[Goal of the exercise] State how many lines of the records contain the string "this". Give the number alone.
** start of Extracted material **
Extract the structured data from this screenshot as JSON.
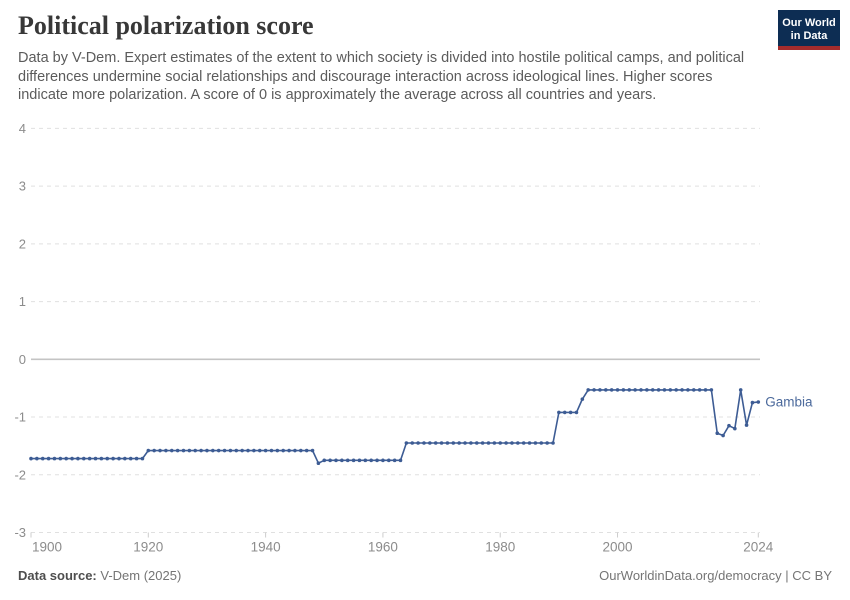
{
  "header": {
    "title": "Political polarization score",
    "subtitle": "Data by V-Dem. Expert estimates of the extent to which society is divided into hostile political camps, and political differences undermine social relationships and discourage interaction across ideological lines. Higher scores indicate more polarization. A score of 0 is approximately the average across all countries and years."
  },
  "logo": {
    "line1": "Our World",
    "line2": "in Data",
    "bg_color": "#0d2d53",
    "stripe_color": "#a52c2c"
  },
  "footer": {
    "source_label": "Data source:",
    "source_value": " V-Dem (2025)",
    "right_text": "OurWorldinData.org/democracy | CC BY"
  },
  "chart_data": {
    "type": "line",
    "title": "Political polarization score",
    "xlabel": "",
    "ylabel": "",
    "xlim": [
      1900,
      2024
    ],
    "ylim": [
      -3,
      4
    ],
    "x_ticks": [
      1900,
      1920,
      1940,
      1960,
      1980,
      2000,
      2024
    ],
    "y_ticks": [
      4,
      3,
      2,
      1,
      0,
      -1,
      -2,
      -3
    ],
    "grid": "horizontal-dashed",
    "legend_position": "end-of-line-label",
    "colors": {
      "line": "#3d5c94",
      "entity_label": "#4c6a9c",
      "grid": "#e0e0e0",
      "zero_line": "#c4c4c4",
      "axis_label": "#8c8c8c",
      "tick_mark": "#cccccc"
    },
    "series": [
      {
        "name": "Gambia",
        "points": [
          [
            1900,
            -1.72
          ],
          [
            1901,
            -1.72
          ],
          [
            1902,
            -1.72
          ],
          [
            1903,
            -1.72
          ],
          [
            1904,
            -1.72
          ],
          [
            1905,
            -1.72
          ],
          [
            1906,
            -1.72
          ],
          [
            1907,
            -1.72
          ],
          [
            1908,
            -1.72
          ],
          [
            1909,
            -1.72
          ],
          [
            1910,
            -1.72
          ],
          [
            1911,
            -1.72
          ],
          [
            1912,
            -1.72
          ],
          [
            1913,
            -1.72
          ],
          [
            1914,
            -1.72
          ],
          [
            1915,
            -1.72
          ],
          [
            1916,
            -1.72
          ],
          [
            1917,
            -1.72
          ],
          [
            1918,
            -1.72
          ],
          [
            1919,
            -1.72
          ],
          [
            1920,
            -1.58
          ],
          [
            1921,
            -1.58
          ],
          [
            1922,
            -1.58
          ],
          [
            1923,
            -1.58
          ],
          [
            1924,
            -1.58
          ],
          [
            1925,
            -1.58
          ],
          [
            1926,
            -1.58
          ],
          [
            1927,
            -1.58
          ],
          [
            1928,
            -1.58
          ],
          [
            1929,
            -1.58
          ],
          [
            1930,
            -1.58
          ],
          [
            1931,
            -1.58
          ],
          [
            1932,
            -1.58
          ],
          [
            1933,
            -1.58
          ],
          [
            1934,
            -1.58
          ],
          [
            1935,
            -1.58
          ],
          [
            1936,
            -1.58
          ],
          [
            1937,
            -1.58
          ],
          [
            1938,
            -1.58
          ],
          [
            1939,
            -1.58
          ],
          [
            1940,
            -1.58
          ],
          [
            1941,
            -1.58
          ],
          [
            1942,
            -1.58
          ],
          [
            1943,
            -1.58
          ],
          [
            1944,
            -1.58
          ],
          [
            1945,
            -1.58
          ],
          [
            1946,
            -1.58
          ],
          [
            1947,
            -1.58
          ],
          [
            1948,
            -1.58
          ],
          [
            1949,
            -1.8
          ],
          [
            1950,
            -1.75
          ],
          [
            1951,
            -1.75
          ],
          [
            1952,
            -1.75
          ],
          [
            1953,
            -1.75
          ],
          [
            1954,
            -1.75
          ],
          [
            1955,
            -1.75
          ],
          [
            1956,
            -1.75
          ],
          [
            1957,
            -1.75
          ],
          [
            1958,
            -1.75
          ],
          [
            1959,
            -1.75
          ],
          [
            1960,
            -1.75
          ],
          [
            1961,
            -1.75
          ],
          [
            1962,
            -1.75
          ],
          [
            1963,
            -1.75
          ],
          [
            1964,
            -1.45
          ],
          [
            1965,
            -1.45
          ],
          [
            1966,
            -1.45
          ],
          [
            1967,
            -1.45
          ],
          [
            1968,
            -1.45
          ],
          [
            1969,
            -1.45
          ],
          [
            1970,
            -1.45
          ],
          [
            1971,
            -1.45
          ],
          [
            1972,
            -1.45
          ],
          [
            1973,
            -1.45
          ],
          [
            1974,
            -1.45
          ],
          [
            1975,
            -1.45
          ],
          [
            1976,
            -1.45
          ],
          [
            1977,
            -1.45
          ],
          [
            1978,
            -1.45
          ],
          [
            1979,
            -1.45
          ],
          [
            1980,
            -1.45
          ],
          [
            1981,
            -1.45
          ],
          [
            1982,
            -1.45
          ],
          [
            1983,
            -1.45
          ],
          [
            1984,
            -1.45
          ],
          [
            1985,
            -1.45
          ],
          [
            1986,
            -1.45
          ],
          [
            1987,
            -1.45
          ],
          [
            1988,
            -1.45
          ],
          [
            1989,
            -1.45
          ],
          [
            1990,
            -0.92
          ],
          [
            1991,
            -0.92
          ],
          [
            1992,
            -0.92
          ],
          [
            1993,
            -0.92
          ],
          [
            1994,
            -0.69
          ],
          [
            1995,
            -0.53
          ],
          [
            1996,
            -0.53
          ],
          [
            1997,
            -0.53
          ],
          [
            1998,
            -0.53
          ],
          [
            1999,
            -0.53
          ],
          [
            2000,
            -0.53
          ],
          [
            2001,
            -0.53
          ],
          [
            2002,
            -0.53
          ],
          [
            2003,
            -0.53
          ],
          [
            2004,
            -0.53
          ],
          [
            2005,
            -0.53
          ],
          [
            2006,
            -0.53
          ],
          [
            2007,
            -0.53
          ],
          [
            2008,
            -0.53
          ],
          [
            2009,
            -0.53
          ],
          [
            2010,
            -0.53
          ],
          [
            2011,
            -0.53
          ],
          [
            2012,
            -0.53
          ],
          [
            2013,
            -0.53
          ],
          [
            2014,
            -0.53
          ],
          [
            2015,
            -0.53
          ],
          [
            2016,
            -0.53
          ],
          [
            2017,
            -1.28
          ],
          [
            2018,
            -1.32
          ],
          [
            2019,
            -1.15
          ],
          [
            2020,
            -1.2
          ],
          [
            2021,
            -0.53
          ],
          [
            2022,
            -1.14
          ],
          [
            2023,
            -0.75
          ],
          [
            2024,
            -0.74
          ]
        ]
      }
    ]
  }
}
** end of Extracted material **
** start of Extracted material **
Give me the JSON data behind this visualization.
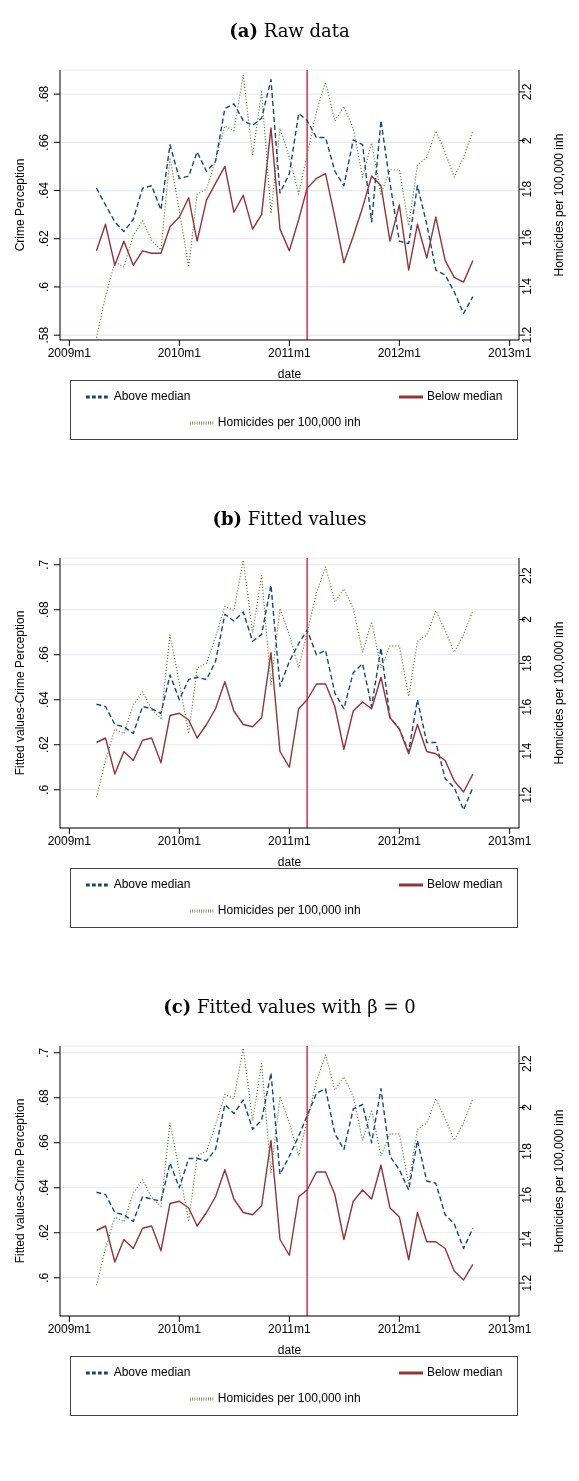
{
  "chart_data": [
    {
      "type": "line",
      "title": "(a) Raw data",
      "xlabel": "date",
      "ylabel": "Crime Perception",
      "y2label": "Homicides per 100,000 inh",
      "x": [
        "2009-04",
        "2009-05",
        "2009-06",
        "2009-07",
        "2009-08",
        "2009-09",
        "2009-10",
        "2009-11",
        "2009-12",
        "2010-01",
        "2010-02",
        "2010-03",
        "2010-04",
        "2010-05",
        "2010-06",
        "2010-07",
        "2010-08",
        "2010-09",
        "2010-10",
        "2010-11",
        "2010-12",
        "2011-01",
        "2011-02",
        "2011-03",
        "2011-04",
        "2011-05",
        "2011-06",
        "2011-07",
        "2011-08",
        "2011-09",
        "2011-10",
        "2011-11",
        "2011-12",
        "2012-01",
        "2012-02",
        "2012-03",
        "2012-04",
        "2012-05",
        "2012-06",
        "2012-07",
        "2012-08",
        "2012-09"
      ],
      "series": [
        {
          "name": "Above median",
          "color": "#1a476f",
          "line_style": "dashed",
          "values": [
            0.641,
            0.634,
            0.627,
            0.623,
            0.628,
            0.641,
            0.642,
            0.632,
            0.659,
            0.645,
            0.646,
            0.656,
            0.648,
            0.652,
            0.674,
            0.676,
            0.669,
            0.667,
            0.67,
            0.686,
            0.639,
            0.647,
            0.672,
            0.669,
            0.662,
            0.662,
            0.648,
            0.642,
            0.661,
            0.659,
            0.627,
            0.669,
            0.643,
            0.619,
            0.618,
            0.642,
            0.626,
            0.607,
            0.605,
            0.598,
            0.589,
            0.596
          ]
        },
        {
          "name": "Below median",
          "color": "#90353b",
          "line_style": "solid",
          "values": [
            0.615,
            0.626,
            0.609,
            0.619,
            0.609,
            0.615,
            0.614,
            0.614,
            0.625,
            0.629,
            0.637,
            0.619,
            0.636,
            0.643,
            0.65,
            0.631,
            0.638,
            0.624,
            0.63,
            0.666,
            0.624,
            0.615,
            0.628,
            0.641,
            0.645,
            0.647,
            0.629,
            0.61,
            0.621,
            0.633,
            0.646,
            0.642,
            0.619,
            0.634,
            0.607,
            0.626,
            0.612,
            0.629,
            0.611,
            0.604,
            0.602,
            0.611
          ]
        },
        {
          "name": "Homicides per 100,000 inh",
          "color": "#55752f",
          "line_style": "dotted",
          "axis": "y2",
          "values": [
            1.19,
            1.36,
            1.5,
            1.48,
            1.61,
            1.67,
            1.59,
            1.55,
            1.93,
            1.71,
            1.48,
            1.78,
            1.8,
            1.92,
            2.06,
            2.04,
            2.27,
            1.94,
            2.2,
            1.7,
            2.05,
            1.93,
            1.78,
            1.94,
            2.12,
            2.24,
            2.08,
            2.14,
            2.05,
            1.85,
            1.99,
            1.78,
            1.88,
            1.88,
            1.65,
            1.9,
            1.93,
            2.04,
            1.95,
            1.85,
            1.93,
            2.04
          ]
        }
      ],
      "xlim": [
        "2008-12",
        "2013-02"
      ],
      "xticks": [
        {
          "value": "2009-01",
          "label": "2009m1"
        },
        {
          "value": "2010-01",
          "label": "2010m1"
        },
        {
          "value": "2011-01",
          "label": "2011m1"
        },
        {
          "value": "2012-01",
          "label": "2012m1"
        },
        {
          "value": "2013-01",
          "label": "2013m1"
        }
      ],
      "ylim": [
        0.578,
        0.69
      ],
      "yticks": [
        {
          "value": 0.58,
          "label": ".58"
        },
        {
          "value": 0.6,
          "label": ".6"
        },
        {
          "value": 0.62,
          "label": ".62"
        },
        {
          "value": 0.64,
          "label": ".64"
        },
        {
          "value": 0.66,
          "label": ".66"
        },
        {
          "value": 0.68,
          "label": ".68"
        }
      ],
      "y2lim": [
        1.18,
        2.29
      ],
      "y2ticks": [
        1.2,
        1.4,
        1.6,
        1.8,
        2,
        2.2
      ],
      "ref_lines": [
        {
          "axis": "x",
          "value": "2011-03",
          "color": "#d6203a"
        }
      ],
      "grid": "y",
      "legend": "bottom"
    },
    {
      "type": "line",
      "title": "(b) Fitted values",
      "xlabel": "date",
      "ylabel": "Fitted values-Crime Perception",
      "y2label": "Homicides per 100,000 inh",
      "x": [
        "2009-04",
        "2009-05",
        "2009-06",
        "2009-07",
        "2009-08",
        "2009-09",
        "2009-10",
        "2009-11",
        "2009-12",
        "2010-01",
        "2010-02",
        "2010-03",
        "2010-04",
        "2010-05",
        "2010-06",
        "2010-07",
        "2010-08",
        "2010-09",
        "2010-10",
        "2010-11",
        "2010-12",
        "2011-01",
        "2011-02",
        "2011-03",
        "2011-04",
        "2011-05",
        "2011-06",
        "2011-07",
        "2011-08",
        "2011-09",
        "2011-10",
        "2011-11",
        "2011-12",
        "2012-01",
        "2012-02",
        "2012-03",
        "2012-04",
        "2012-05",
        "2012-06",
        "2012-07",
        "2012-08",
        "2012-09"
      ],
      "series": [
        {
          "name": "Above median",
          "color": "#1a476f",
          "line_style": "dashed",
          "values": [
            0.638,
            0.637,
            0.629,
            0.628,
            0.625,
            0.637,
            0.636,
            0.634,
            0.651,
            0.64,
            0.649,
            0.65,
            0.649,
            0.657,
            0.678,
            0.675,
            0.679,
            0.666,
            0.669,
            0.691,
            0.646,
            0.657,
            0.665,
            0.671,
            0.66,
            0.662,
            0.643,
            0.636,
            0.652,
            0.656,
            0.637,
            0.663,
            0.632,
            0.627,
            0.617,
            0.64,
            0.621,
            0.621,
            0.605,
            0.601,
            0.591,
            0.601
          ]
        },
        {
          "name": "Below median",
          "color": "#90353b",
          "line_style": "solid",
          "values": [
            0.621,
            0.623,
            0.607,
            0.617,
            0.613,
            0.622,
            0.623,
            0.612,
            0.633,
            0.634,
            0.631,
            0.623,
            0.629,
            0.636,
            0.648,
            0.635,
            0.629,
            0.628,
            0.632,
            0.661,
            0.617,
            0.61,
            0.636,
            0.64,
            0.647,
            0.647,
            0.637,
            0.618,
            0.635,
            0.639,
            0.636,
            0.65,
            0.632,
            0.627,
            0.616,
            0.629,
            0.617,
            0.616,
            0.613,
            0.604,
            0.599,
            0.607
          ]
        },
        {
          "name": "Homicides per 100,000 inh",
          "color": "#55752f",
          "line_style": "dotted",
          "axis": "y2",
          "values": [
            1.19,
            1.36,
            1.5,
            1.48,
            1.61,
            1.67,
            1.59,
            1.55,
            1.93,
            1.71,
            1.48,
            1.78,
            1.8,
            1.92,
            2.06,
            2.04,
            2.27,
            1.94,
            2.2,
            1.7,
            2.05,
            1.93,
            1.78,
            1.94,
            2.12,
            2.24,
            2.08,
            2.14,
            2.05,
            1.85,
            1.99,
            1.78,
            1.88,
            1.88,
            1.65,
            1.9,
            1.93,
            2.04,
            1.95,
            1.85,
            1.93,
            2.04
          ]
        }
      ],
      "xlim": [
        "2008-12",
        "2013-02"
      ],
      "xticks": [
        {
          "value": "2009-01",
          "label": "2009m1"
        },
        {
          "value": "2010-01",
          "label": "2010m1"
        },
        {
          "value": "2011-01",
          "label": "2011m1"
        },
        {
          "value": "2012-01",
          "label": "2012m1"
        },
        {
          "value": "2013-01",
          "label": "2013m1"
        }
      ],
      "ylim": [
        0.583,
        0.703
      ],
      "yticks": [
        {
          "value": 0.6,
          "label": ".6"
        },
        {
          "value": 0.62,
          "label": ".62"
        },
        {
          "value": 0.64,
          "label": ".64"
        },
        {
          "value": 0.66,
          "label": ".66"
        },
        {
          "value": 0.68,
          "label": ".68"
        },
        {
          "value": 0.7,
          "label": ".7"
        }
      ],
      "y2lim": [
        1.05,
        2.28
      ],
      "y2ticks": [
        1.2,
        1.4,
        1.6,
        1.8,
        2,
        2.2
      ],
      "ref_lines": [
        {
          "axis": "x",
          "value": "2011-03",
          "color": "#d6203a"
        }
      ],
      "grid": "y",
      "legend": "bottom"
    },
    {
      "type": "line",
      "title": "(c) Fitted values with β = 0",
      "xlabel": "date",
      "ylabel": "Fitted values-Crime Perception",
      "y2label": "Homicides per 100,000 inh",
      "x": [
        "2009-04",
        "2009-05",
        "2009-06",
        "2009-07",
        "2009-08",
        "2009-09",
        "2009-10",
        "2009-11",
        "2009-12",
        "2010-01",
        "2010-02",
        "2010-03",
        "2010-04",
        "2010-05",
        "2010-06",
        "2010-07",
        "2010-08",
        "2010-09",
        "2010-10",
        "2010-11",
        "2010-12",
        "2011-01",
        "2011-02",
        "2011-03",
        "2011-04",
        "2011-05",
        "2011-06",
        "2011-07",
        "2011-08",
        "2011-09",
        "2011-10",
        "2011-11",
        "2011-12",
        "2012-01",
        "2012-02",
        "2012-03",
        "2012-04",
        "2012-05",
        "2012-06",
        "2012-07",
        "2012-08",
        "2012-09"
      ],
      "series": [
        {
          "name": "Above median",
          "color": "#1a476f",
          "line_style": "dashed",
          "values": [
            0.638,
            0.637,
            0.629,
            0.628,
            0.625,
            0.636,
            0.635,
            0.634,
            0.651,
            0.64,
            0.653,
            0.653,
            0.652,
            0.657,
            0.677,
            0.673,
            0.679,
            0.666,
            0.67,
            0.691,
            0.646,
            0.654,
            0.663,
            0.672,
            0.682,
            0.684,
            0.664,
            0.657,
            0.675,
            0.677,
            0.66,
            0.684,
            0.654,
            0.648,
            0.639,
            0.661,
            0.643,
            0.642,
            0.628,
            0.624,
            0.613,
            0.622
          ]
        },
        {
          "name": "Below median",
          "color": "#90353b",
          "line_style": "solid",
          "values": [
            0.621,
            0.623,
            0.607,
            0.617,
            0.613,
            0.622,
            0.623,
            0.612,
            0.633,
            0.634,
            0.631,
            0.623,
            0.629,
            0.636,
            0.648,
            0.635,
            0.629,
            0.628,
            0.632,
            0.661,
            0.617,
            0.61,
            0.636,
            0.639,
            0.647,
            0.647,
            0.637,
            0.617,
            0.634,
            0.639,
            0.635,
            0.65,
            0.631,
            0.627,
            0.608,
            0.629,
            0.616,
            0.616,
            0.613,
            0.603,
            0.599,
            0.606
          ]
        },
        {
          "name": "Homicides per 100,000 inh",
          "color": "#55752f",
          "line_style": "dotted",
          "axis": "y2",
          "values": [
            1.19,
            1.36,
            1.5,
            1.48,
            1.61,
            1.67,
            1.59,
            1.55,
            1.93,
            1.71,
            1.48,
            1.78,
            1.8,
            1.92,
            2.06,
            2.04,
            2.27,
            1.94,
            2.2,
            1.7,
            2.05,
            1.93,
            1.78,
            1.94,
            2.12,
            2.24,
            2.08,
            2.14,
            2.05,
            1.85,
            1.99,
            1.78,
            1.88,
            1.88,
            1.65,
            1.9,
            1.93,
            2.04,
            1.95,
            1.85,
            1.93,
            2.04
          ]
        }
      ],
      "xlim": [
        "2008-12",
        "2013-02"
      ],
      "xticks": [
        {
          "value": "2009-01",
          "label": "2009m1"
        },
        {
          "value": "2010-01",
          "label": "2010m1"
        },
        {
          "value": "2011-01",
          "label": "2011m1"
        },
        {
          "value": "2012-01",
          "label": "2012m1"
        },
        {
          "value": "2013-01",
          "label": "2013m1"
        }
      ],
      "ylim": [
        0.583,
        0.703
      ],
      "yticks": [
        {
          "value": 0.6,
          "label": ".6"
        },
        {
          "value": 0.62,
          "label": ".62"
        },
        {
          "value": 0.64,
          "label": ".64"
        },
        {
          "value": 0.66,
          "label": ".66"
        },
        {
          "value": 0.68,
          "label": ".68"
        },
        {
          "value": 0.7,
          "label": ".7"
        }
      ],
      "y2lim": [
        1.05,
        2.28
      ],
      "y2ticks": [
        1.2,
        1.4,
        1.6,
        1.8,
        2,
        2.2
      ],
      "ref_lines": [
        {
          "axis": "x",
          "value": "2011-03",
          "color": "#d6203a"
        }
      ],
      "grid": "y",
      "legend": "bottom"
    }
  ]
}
** end of Extracted material **
[Written response] 2